Return all the data, word for word.

==========

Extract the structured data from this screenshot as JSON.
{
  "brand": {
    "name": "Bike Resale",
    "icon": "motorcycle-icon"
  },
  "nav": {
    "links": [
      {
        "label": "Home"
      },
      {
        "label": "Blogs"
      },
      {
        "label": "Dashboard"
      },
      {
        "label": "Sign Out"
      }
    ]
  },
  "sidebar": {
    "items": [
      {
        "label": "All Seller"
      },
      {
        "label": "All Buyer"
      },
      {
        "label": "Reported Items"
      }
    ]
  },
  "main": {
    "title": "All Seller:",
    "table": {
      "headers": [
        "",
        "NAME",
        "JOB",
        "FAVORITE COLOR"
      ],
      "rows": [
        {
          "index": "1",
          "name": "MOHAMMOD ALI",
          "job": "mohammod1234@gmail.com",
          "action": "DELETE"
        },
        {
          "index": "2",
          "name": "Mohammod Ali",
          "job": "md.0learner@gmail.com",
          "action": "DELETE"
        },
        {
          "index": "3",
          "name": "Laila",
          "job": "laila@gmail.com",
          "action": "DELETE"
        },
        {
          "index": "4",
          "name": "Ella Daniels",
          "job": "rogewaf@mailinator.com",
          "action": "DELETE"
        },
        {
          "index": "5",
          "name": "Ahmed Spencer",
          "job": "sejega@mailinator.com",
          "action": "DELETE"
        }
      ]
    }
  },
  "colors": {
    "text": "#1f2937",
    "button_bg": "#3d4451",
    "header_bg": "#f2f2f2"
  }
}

==========

### Task answer
Extract the structured data from this screenshot as JSON.
{
  "brand": {
    "name": "Bike Resale",
    "icon": "motorcycle-icon"
  },
  "nav": {
    "links": [
      {
        "label": "Home"
      },
      {
        "label": "Blogs"
      },
      {
        "label": "Dashboard"
      },
      {
        "label": "Sign Out"
      }
    ]
  },
  "sidebar": {
    "items": [
      {
        "label": "All Seller"
      },
      {
        "label": "All Buyer"
      },
      {
        "label": "Reported Items"
      }
    ]
  },
  "main": {
    "title": "All Seller:",
    "table": {
      "headers": [
        "",
        "NAME",
        "JOB",
        "FAVORITE COLOR"
      ],
      "rows": [
        {
          "index": "1",
          "name": "MOHAMMOD ALI",
          "job": "mohammod1234@gmail.com",
          "action": "DELETE"
        },
        {
          "index": "2",
          "name": "Mohammod Ali",
          "job": "md.0learner@gmail.com",
          "action": "DELETE"
        },
        {
          "index": "3",
          "name": "Laila",
          "job": "laila@gmail.com",
          "action": "DELETE"
        },
        {
          "index": "4",
          "name": "Ella Daniels",
          "job": "rogewaf@mailinator.com",
          "action": "DELETE"
        },
        {
          "index": "5",
          "name": "Ahmed Spencer",
          "job": "sejega@mailinator.com",
          "action": "DELETE"
        }
      ]
    }
  },
  "colors": {
    "text": "#1f2937",
    "button_bg": "#3d4451",
    "header_bg": "#f2f2f2"
  }
}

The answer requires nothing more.